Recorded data
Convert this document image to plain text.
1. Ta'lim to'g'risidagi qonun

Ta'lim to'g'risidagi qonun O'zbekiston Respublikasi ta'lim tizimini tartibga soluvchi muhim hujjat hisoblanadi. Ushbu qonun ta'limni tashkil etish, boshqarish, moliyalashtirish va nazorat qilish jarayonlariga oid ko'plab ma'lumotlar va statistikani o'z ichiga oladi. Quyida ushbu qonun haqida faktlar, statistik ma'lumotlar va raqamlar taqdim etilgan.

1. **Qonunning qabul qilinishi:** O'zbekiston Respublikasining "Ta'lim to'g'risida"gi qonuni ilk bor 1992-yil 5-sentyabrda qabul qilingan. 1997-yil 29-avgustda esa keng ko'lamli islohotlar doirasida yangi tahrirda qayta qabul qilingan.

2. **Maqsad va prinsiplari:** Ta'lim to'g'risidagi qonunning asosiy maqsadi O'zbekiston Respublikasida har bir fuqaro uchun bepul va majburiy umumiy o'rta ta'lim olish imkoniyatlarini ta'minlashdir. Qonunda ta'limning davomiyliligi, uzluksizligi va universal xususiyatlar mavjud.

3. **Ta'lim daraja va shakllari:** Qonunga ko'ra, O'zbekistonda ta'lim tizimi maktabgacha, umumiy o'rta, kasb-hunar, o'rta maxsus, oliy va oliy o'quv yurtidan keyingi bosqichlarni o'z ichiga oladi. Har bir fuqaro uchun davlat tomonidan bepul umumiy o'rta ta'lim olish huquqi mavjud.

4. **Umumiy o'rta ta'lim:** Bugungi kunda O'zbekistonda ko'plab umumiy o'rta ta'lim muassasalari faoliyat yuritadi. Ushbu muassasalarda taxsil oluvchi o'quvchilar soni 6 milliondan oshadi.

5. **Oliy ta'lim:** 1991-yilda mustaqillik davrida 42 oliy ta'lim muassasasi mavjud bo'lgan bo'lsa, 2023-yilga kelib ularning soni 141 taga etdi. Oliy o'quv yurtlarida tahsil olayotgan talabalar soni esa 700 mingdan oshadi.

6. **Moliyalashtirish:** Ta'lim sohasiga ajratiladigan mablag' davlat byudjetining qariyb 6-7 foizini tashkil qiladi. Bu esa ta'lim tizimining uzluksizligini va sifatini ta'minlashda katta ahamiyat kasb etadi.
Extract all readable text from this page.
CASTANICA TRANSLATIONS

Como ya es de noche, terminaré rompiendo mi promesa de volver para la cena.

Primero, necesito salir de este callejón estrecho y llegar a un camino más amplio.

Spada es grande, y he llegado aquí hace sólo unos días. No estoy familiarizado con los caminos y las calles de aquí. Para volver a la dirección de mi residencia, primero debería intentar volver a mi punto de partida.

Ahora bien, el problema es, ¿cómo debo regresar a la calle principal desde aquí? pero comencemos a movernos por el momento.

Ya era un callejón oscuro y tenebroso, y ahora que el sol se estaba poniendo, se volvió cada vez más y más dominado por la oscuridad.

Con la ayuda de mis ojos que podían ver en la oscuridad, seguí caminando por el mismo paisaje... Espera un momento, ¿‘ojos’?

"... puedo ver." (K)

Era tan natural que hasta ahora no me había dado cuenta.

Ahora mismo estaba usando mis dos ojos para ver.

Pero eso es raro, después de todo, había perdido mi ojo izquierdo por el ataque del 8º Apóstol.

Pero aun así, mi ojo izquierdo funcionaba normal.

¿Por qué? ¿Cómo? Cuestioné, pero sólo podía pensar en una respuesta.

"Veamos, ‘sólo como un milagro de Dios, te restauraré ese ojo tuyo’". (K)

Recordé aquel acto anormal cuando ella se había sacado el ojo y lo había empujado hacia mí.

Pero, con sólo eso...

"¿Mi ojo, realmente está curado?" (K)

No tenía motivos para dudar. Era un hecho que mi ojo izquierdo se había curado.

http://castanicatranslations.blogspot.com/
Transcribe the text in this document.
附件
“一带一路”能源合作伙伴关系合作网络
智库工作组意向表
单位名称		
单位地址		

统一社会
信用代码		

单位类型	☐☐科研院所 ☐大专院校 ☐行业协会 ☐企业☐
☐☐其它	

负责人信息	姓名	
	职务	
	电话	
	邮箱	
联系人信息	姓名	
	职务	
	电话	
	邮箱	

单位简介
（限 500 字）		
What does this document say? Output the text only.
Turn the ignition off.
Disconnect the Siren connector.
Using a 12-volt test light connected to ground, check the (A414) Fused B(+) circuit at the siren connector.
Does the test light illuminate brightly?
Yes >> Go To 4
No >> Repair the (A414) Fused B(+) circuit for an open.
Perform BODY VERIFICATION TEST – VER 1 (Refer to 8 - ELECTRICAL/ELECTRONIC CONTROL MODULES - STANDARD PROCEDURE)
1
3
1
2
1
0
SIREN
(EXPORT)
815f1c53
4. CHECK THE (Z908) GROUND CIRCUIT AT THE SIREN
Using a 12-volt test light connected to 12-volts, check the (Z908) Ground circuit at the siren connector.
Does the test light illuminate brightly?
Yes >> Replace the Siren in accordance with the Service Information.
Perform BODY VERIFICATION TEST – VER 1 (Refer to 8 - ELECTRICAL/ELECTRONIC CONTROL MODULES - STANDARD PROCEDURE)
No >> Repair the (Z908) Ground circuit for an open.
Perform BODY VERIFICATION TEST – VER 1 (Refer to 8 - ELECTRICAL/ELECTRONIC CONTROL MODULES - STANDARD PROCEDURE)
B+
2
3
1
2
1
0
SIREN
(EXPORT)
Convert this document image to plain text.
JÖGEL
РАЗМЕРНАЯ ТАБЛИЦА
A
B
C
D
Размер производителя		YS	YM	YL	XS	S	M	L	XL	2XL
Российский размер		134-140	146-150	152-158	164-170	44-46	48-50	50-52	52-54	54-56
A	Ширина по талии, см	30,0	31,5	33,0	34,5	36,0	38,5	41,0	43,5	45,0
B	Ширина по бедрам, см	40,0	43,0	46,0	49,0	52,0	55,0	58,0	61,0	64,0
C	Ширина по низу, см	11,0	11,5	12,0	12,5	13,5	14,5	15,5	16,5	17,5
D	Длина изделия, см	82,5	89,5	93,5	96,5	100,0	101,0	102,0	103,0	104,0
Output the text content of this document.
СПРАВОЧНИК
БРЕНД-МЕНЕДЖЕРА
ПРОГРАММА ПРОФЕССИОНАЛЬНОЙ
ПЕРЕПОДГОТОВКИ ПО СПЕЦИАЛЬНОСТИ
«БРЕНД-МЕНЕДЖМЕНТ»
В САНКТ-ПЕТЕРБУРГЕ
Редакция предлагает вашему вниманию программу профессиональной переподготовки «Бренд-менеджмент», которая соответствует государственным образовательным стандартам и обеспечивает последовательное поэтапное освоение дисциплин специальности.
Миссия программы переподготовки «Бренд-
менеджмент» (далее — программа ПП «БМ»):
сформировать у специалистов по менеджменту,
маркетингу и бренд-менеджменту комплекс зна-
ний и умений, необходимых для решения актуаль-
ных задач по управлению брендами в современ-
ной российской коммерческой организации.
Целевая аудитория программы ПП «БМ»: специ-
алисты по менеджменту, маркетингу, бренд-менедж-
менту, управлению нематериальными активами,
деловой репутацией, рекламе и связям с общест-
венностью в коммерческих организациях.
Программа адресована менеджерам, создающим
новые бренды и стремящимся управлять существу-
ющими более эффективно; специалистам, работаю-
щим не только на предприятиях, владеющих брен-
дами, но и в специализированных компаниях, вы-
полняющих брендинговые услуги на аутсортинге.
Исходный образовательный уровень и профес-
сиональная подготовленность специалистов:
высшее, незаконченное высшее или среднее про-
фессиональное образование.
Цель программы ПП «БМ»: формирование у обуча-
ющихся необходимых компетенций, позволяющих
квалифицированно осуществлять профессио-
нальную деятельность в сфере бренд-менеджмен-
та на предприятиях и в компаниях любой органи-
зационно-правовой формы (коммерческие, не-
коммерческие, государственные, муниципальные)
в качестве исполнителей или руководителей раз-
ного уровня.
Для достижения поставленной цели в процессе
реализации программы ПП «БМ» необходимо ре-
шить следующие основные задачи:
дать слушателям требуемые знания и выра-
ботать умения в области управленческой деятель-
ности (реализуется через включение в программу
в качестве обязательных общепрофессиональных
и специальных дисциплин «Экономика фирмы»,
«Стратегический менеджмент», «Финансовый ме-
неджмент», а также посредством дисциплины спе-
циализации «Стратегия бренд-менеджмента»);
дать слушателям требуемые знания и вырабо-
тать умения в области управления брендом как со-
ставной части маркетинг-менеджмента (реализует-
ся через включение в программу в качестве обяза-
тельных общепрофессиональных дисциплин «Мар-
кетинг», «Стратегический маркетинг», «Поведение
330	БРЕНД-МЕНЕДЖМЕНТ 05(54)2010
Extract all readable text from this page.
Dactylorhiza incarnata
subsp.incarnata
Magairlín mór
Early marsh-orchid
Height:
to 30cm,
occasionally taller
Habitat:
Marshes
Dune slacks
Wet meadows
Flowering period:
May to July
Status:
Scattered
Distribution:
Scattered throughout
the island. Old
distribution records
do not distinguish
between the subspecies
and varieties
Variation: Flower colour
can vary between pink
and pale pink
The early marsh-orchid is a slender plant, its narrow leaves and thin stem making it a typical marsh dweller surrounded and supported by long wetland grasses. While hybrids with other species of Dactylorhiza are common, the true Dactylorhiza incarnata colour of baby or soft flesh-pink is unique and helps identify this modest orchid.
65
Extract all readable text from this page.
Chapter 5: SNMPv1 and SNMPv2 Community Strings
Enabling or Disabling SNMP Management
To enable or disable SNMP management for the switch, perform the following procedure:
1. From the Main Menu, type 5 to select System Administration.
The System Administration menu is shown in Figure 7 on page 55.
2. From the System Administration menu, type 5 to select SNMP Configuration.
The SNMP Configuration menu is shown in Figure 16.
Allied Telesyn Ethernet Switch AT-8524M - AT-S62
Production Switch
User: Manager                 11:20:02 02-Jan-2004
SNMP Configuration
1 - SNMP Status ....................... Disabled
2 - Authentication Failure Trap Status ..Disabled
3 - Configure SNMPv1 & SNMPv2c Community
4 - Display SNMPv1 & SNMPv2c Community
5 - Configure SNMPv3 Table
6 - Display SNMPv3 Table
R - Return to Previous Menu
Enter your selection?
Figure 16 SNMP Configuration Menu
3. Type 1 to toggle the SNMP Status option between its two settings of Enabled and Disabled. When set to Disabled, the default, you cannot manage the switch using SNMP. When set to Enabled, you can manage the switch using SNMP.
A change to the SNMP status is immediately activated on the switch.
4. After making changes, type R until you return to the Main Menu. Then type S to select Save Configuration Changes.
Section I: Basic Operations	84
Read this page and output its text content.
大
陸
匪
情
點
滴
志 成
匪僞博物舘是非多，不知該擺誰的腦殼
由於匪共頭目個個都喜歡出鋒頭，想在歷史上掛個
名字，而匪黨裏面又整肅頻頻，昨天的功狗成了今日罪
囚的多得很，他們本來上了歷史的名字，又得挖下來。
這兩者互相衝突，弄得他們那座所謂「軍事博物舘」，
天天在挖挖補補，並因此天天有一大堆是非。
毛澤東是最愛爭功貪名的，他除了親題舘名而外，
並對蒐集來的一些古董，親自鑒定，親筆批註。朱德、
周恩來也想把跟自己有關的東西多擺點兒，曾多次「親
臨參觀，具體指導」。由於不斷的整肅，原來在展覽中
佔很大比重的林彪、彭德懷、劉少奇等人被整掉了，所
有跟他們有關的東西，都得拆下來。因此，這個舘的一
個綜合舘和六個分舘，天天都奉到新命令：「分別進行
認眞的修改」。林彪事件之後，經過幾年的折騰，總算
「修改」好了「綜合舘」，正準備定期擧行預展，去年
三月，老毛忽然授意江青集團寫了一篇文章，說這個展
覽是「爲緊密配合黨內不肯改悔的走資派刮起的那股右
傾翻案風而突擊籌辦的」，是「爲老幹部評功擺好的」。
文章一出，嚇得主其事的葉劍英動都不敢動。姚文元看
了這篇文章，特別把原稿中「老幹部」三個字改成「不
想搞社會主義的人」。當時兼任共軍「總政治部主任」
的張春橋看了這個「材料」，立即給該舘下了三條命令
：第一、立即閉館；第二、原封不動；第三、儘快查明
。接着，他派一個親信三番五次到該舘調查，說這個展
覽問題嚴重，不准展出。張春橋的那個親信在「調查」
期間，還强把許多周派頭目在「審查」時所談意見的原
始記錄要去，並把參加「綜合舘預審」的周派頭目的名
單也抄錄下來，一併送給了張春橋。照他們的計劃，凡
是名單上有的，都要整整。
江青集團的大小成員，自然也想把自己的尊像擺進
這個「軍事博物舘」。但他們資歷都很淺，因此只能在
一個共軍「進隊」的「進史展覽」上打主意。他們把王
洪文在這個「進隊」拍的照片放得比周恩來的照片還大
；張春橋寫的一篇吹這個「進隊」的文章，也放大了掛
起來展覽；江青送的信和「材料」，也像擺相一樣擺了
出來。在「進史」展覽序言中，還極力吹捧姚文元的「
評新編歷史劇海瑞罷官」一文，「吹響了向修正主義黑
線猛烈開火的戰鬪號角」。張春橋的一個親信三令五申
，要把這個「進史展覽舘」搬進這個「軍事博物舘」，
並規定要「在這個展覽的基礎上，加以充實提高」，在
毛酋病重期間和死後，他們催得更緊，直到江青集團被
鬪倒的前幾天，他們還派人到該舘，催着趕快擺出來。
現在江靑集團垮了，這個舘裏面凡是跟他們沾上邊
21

== What this task involves ==
From the entries above, copy every line that holds the word "colour".

== Output below ==
Variation: Flower colour
The early marsh-orchid is a slender plant, its narrow leaves and thin stem making it a typical marsh dweller surrounded and supported by long wetland grasses. While hybrids with other species of Dactylorhiza are common, the true Dactylorhiza incarnata colour of baby or soft flesh-pink is unique and helps identify this modest orchid.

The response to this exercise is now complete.